» Set exercise
Output an exact reproduction of the data.

Dataset items:

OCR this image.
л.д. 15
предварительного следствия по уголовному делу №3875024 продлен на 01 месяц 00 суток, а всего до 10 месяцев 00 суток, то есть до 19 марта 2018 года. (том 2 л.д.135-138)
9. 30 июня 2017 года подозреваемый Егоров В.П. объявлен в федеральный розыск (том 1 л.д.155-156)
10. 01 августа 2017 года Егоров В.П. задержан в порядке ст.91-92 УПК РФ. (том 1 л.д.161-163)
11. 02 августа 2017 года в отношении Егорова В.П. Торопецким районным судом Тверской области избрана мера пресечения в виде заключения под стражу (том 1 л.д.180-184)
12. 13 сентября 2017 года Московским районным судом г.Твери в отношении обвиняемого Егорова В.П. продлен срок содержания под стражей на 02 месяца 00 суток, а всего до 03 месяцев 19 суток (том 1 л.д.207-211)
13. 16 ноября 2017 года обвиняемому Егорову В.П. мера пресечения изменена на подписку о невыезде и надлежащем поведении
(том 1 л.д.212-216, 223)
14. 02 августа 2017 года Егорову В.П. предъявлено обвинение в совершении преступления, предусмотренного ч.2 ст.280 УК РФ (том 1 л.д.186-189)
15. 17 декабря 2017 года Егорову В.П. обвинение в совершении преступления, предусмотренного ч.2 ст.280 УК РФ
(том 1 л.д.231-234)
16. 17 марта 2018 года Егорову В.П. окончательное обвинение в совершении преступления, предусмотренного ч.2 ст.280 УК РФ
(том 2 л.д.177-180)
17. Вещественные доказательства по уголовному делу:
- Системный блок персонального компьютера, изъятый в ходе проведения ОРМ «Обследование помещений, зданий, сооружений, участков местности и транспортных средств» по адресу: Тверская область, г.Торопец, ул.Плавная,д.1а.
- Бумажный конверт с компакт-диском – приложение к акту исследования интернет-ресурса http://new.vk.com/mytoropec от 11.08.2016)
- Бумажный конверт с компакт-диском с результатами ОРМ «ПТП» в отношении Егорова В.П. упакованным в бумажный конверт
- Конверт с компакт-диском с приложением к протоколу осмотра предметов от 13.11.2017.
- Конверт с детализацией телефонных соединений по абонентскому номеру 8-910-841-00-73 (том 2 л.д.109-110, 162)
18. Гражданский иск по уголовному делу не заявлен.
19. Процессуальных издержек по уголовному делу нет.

» Task output
OCR this image.
л.д. 15
предварительного следствия по уголовному делу №3875024 продлен на 01 месяц 00 суток, а всего до 10 месяцев 00 суток, то есть до 19 марта 2018 года. (том 2 л.д.135-138)
9. 30 июня 2017 года подозреваемый Егоров В.П. объявлен в федеральный розыск (том 1 л.д.155-156)
10. 01 августа 2017 года Егоров В.П. задержан в порядке ст.91-92 УПК РФ. (том 1 л.д.161-163)
11. 02 августа 2017 года в отношении Егорова В.П. Торопецким районным судом Тверской области избрана мера пресечения в виде заключения под стражу (том 1 л.д.180-184)
12. 13 сентября 2017 года Московским районным судом г.Твери в отношении обвиняемого Егорова В.П. продлен срок содержания под стражей на 02 месяца 00 суток, а всего до 03 месяцев 19 суток (том 1 л.д.207-211)
13. 16 ноября 2017 года обвиняемому Егорову В.П. мера пресечения изменена на подписку о невыезде и надлежащем поведении
(том 1 л.д.212-216, 223)
14. 02 августа 2017 года Егорову В.П. предъявлено обвинение в совершении преступления, предусмотренного ч.2 ст.280 УК РФ (том 1 л.д.186-189)
15. 17 декабря 2017 года Егорову В.П. обвинение в совершении преступления, предусмотренного ч.2 ст.280 УК РФ
(том 1 л.д.231-234)
16. 17 марта 2018 года Егорову В.П. окончательное обвинение в совершении преступления, предусмотренного ч.2 ст.280 УК РФ
(том 2 л.д.177-180)
17. Вещественные доказательства по уголовному делу:
- Системный блок персонального компьютера, изъятый в ходе проведения ОРМ «Обследование помещений, зданий, сооружений, участков местности и транспортных средств» по адресу: Тверская область, г.Торопец, ул.Плавная,д.1а.
- Бумажный конверт с компакт-диском – приложение к акту исследования интернет-ресурса http://new.vk.com/mytoropec от 11.08.2016)
- Бумажный конверт с компакт-диском с результатами ОРМ «ПТП» в отношении Егорова В.П. упакованным в бумажный конверт
- Конверт с компакт-диском с приложением к протоколу осмотра предметов от 13.11.2017.
- Конверт с детализацией телефонных соединений по абонентскому номеру 8-910-841-00-73 (том 2 л.д.109-110, 162)
18. Гражданский иск по уголовному делу не заявлен.
19. Процессуальных издержек по уголовному делу нет.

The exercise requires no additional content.